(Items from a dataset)
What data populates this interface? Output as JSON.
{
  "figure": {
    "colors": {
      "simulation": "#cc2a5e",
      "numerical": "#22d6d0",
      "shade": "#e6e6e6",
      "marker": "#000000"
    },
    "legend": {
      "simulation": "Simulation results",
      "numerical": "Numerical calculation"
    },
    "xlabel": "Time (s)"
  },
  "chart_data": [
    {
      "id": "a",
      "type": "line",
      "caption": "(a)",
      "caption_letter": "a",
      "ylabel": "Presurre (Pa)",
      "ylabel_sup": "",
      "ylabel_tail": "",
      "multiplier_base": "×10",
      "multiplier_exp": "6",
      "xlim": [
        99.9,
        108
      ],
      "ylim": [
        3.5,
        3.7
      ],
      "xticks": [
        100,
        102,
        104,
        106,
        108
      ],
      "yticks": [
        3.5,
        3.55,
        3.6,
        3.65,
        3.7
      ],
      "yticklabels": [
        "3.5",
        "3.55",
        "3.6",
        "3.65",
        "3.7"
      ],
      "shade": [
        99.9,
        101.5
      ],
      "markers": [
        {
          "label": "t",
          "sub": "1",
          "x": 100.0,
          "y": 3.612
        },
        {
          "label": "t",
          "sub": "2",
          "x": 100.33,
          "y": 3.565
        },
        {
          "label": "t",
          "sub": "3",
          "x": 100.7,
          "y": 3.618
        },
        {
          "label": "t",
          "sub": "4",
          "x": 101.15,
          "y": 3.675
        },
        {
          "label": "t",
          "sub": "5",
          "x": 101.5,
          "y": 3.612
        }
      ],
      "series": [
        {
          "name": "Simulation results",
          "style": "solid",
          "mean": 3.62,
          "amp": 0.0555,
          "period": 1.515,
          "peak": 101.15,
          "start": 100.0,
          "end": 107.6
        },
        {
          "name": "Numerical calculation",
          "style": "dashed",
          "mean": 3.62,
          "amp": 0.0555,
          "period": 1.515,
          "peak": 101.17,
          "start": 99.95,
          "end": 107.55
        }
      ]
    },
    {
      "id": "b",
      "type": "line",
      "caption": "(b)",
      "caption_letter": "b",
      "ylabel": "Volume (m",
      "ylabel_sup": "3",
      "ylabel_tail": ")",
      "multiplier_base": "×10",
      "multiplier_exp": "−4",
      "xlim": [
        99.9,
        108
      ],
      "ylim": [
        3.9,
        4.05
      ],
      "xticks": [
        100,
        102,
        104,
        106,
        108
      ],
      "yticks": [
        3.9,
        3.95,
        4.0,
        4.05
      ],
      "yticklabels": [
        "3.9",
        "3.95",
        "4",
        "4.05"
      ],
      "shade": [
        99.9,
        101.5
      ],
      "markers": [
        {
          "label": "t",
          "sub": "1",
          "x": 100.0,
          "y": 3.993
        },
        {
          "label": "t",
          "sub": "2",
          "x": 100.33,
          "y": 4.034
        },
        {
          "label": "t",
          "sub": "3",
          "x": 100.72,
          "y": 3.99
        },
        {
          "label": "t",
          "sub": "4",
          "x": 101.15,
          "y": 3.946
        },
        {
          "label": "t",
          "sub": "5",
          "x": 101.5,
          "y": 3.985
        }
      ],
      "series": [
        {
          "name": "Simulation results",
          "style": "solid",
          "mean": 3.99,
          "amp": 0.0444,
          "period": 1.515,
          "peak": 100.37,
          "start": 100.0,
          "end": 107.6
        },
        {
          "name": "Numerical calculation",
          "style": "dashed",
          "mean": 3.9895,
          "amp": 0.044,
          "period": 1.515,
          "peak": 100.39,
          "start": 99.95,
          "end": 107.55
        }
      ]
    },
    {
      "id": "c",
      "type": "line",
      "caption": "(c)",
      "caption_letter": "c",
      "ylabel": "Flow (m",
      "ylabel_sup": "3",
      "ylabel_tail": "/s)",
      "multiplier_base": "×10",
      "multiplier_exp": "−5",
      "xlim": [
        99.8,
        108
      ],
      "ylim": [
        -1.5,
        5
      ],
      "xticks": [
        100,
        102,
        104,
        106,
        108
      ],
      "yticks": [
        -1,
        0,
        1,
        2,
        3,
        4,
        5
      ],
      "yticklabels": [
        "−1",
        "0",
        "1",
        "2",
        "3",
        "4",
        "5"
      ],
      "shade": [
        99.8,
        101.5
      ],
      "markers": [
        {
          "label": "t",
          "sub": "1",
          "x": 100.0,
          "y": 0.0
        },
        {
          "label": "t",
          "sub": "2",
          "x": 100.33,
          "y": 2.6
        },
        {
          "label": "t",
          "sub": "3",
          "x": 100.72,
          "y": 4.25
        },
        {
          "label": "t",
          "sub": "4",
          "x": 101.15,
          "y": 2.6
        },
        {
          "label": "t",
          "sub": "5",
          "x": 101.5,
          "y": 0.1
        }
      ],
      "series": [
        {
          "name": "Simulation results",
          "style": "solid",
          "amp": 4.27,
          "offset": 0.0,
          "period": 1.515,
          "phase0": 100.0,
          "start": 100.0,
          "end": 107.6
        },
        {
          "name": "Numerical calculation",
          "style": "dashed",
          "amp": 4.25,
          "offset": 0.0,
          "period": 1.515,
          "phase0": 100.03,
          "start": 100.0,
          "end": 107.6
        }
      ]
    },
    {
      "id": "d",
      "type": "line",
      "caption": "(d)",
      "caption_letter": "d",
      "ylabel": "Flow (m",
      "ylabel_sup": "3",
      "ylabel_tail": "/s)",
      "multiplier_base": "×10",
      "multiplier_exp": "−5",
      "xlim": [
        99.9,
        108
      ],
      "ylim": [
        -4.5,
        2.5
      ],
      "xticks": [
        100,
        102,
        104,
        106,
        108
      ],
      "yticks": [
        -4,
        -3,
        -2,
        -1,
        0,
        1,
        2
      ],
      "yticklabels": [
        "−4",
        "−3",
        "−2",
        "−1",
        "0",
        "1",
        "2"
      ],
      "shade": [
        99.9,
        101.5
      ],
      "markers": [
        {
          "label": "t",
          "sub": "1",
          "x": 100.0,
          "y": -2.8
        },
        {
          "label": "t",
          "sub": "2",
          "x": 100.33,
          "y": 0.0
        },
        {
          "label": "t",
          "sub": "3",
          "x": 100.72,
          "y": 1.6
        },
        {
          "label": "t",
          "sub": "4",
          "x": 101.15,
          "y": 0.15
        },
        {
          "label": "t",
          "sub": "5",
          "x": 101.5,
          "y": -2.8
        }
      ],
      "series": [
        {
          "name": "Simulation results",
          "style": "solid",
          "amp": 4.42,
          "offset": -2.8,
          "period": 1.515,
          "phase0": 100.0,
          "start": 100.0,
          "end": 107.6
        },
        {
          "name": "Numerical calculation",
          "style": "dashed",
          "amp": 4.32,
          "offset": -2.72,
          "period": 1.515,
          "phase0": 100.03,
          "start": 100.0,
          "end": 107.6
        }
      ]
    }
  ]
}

- _CHALLENGE_
Using the material above, print every entry exactly as written.

- _ANSWER_
What data populates this interface? Output as JSON.
{
  "figure": {
    "colors": {
      "simulation": "#cc2a5e",
      "numerical": "#22d6d0",
      "shade": "#e6e6e6",
      "marker": "#000000"
    },
    "legend": {
      "simulation": "Simulation results",
      "numerical": "Numerical calculation"
    },
    "xlabel": "Time (s)"
  },
  "chart_data": [
    {
      "id": "a",
      "type": "line",
      "caption": "(a)",
      "caption_letter": "a",
      "ylabel": "Presurre (Pa)",
      "ylabel_sup": "",
      "ylabel_tail": "",
      "multiplier_base": "×10",
      "multiplier_exp": "6",
      "xlim": [
        99.9,
        108
      ],
      "ylim": [
        3.5,
        3.7
      ],
      "xticks": [
        100,
        102,
        104,
        106,
        108
      ],
      "yticks": [
        3.5,
        3.55,
        3.6,
        3.65,
        3.7
      ],
      "yticklabels": [
        "3.5",
        "3.55",
        "3.6",
        "3.65",
        "3.7"
      ],
      "shade": [
        99.9,
        101.5
      ],
      "markers": [
        {
          "label": "t",
          "sub": "1",
          "x": 100.0,
          "y": 3.612
        },
        {
          "label": "t",
          "sub": "2",
          "x": 100.33,
          "y": 3.565
        },
        {
          "label": "t",
          "sub": "3",
          "x": 100.7,
          "y": 3.618
        },
        {
          "label": "t",
          "sub": "4",
          "x": 101.15,
          "y": 3.675
        },
        {
          "label": "t",
          "sub": "5",
          "x": 101.5,
          "y": 3.612
        }
      ],
      "series": [
        {
          "name": "Simulation results",
          "style": "solid",
          "mean": 3.62,
          "amp": 0.0555,
          "period": 1.515,
          "peak": 101.15,
          "start": 100.0,
          "end": 107.6
        },
        {
          "name": "Numerical calculation",
          "style": "dashed",
          "mean": 3.62,
          "amp": 0.0555,
          "period": 1.515,
          "peak": 101.17,
          "start": 99.95,
          "end": 107.55
        }
      ]
    },
    {
      "id": "b",
      "type": "line",
      "caption": "(b)",
      "caption_letter": "b",
      "ylabel": "Volume (m",
      "ylabel_sup": "3",
      "ylabel_tail": ")",
      "multiplier_base": "×10",
      "multiplier_exp": "−4",
      "xlim": [
        99.9,
        108
      ],
      "ylim": [
        3.9,
        4.05
      ],
      "xticks": [
        100,
        102,
        104,
        106,
        108
      ],
      "yticks": [
        3.9,
        3.95,
        4.0,
        4.05
      ],
      "yticklabels": [
        "3.9",
        "3.95",
        "4",
        "4.05"
      ],
      "shade": [
        99.9,
        101.5
      ],
      "markers": [
        {
          "label": "t",
          "sub": "1",
          "x": 100.0,
          "y": 3.993
        },
        {
          "label": "t",
          "sub": "2",
          "x": 100.33,
          "y": 4.034
        },
        {
          "label": "t",
          "sub": "3",
          "x": 100.72,
          "y": 3.99
        },
        {
          "label": "t",
          "sub": "4",
          "x": 101.15,
          "y": 3.946
        },
        {
          "label": "t",
          "sub": "5",
          "x": 101.5,
          "y": 3.985
        }
      ],
      "series": [
        {
          "name": "Simulation results",
          "style": "solid",
          "mean": 3.99,
          "amp": 0.0444,
          "period": 1.515,
          "peak": 100.37,
          "start": 100.0,
          "end": 107.6
        },
        {
          "name": "Numerical calculation",
          "style": "dashed",
          "mean": 3.9895,
          "amp": 0.044,
          "period": 1.515,
          "peak": 100.39,
          "start": 99.95,
          "end": 107.55
        }
      ]
    },
    {
      "id": "c",
      "type": "line",
      "caption": "(c)",
      "caption_letter": "c",
      "ylabel": "Flow (m",
      "ylabel_sup": "3",
      "ylabel_tail": "/s)",
      "multiplier_base": "×10",
      "multiplier_exp": "−5",
      "xlim": [
        99.8,
        108
      ],
      "ylim": [
        -1.5,
        5
      ],
      "xticks": [
        100,
        102,
        104,
        106,
        108
      ],
      "yticks": [
        -1,
        0,
        1,
        2,
        3,
        4,
        5
      ],
      "yticklabels": [
        "−1",
        "0",
        "1",
        "2",
        "3",
        "4",
        "5"
      ],
      "shade": [
        99.8,
        101.5
      ],
      "markers": [
        {
          "label": "t",
          "sub": "1",
          "x": 100.0,
          "y": 0.0
        },
        {
          "label": "t",
          "sub": "2",
          "x": 100.33,
          "y": 2.6
        },
        {
          "label": "t",
          "sub": "3",
          "x": 100.72,
          "y": 4.25
        },
        {
          "label": "t",
          "sub": "4",
          "x": 101.15,
          "y": 2.6
        },
        {
          "label": "t",
          "sub": "5",
          "x": 101.5,
          "y": 0.1
        }
      ],
      "series": [
        {
          "name": "Simulation results",
          "style": "solid",
          "amp": 4.27,
          "offset": 0.0,
          "period": 1.515,
          "phase0": 100.0,
          "start": 100.0,
          "end": 107.6
        },
        {
          "name": "Numerical calculation",
          "style": "dashed",
          "amp": 4.25,
          "offset": 0.0,
          "period": 1.515,
          "phase0": 100.03,
          "start": 100.0,
          "end": 107.6
        }
      ]
    },
    {
      "id": "d",
      "type": "line",
      "caption": "(d)",
      "caption_letter": "d",
      "ylabel": "Flow (m",
      "ylabel_sup": "3",
      "ylabel_tail": "/s)",
      "multiplier_base": "×10",
      "multiplier_exp": "−5",
      "xlim": [
        99.9,
        108
      ],
      "ylim": [
        -4.5,
        2.5
      ],
      "xticks": [
        100,
        102,
        104,
        106,
        108
      ],
      "yticks": [
        -4,
        -3,
        -2,
        -1,
        0,
        1,
        2
      ],
      "yticklabels": [
        "−4",
        "−3",
        "−2",
        "−1",
        "0",
        "1",
        "2"
      ],
      "shade": [
        99.9,
        101.5
      ],
      "markers": [
        {
          "label": "t",
          "sub": "1",
          "x": 100.0,
          "y": -2.8
        },
        {
          "label": "t",
          "sub": "2",
          "x": 100.33,
          "y": 0.0
        },
        {
          "label": "t",
          "sub": "3",
          "x": 100.72,
          "y": 1.6
        },
        {
          "label": "t",
          "sub": "4",
          "x": 101.15,
          "y": 0.15
        },
        {
          "label": "t",
          "sub": "5",
          "x": 101.5,
          "y": -2.8
        }
      ],
      "series": [
        {
          "name": "Simulation results",
          "style": "solid",
          "amp": 4.42,
          "offset": -2.8,
          "period": 1.515,
          "phase0": 100.0,
          "start": 100.0,
          "end": 107.6
        },
        {
          "name": "Numerical calculation",
          "style": "dashed",
          "amp": 4.32,
          "offset": -2.72,
          "period": 1.515,
          "phase0": 100.03,
          "start": 100.0,
          "end": 107.6
        }
      ]
    }
  ]
}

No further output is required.